*Stated exercise*.
Read the material below and count the lines holding the string "source". Give that count with nothing added.

______________________________

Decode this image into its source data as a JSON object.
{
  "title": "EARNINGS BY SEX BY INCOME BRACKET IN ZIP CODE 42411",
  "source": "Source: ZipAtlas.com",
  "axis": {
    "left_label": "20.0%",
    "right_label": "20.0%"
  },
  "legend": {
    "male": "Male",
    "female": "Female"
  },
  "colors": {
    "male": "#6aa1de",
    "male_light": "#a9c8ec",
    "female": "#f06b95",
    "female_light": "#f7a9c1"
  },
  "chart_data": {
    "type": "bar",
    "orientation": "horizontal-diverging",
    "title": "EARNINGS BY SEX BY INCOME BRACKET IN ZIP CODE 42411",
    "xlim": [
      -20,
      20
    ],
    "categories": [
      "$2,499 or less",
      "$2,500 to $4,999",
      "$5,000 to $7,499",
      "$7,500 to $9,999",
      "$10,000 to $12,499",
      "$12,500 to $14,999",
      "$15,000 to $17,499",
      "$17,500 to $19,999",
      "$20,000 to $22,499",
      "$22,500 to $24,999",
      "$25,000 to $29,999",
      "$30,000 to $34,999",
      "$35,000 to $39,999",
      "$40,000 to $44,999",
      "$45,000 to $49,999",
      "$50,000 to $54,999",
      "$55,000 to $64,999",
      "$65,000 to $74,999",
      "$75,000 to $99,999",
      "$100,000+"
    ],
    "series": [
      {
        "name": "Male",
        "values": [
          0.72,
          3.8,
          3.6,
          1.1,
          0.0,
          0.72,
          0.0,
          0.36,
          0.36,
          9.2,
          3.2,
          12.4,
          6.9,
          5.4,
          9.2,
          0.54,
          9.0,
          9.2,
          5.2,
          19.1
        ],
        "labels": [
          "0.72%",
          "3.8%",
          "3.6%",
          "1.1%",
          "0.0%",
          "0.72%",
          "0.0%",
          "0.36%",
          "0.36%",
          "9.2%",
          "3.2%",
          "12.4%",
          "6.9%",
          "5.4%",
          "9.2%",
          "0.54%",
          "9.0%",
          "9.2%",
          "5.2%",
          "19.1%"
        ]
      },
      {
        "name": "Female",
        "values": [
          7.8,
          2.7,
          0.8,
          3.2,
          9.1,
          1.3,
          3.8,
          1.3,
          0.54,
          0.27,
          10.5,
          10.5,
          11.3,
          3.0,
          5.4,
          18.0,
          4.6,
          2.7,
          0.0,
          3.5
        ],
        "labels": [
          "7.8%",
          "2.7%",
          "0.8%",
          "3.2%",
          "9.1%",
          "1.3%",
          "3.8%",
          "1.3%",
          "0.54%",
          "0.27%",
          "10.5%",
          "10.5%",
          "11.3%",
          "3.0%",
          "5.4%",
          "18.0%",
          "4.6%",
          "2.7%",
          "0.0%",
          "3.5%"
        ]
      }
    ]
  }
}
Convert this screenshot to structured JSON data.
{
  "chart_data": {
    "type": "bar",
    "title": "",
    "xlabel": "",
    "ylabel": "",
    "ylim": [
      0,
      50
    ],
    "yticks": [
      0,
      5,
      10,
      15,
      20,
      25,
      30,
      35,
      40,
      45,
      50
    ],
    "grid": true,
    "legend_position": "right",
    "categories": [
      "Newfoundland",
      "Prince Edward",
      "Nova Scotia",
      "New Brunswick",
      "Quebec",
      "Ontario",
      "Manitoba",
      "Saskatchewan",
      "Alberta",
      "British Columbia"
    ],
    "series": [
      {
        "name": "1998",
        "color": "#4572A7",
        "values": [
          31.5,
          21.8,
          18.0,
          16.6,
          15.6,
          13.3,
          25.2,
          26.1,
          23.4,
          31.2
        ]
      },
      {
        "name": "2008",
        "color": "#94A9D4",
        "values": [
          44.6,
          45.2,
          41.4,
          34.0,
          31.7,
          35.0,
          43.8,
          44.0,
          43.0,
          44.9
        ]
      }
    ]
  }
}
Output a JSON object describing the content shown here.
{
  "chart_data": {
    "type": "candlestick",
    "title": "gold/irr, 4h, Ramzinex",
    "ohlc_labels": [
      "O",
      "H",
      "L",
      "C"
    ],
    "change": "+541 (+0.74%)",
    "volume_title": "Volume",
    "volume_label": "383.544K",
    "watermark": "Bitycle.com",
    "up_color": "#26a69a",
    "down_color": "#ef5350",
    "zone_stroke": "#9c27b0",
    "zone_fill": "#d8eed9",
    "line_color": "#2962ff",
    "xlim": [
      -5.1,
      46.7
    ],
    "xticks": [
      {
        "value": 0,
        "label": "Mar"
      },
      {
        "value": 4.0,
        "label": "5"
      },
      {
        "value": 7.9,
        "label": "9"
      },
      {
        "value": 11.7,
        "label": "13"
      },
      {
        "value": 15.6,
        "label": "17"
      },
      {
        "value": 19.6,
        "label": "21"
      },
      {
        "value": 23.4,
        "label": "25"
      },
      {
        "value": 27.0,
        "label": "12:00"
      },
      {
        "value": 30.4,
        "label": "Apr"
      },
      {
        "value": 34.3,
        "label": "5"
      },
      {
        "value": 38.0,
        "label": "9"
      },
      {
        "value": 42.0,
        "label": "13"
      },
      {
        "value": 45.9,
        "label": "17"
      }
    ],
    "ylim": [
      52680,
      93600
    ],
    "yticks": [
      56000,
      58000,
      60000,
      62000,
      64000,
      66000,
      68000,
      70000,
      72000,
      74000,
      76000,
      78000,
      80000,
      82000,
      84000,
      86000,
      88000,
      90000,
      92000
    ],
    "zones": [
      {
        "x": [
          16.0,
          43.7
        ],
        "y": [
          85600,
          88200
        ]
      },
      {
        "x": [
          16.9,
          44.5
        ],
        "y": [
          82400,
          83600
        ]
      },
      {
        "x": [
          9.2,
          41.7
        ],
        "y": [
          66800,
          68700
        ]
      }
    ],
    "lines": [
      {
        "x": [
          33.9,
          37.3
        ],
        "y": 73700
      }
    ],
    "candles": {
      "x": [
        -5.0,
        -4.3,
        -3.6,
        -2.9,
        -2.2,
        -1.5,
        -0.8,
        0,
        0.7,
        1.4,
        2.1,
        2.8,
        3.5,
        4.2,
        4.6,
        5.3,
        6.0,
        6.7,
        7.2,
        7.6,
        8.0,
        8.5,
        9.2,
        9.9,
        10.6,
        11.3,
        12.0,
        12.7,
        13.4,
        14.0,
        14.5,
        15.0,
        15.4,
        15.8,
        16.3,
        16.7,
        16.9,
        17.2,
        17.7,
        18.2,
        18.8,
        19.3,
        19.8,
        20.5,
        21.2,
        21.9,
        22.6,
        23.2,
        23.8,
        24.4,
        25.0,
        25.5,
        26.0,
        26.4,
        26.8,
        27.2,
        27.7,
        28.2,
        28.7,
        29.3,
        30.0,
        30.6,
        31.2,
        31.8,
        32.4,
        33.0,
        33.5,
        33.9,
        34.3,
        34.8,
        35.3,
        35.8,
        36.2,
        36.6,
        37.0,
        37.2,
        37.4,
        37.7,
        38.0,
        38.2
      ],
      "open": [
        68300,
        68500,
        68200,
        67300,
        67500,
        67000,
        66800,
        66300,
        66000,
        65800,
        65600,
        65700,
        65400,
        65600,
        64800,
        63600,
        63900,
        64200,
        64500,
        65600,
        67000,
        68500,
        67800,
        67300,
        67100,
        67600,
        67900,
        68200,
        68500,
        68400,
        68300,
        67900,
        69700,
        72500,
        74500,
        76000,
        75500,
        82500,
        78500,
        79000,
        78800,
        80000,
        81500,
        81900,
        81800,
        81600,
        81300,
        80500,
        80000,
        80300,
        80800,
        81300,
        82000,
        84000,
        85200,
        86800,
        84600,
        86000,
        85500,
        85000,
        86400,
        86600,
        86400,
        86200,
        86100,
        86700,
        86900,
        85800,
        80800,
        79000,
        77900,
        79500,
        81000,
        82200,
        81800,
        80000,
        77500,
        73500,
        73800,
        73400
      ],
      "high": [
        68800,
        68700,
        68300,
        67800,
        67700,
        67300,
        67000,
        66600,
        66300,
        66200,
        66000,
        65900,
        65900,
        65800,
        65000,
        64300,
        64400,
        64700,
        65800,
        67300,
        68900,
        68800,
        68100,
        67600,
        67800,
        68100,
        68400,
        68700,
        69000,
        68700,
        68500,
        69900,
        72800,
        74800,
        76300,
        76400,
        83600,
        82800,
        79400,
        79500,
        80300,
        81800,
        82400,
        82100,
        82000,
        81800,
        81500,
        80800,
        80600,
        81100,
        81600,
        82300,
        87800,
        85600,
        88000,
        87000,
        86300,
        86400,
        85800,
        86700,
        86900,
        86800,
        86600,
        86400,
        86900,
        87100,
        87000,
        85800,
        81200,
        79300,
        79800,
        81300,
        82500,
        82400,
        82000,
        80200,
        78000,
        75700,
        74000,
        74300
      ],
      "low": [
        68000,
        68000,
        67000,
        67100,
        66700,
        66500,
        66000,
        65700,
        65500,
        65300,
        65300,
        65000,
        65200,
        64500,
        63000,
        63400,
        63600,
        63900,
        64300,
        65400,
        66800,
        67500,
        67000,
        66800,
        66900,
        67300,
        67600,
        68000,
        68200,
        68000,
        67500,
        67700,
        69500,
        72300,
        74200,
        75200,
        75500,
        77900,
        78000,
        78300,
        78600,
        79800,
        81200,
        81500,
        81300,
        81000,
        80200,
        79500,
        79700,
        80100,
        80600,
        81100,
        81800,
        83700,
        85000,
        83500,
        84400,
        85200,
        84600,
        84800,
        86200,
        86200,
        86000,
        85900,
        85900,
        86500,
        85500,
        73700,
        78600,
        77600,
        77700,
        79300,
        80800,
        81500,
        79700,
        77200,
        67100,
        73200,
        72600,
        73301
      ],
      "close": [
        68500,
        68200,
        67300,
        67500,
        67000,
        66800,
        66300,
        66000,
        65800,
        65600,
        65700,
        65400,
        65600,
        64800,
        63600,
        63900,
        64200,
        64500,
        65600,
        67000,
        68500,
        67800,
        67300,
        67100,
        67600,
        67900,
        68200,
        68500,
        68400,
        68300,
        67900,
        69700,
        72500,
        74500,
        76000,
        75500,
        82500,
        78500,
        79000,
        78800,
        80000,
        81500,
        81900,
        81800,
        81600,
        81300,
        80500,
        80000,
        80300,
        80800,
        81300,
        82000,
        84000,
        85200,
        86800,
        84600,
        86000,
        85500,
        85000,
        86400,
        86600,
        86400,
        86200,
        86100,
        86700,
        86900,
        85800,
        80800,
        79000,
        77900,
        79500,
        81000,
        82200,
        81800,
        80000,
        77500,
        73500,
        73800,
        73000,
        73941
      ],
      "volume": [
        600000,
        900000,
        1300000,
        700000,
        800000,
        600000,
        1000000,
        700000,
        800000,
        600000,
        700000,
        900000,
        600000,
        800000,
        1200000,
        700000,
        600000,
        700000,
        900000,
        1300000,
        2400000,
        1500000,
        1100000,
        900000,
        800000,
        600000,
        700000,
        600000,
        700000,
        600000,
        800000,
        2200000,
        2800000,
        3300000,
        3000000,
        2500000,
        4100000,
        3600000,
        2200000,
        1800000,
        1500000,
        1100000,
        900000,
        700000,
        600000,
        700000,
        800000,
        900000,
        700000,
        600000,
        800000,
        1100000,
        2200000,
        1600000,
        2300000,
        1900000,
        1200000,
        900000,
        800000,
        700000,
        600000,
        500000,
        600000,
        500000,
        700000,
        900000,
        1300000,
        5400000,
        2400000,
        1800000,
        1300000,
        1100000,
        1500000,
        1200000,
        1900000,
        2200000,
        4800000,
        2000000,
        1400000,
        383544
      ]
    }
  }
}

______________________________

*Answer to this exercise*.
2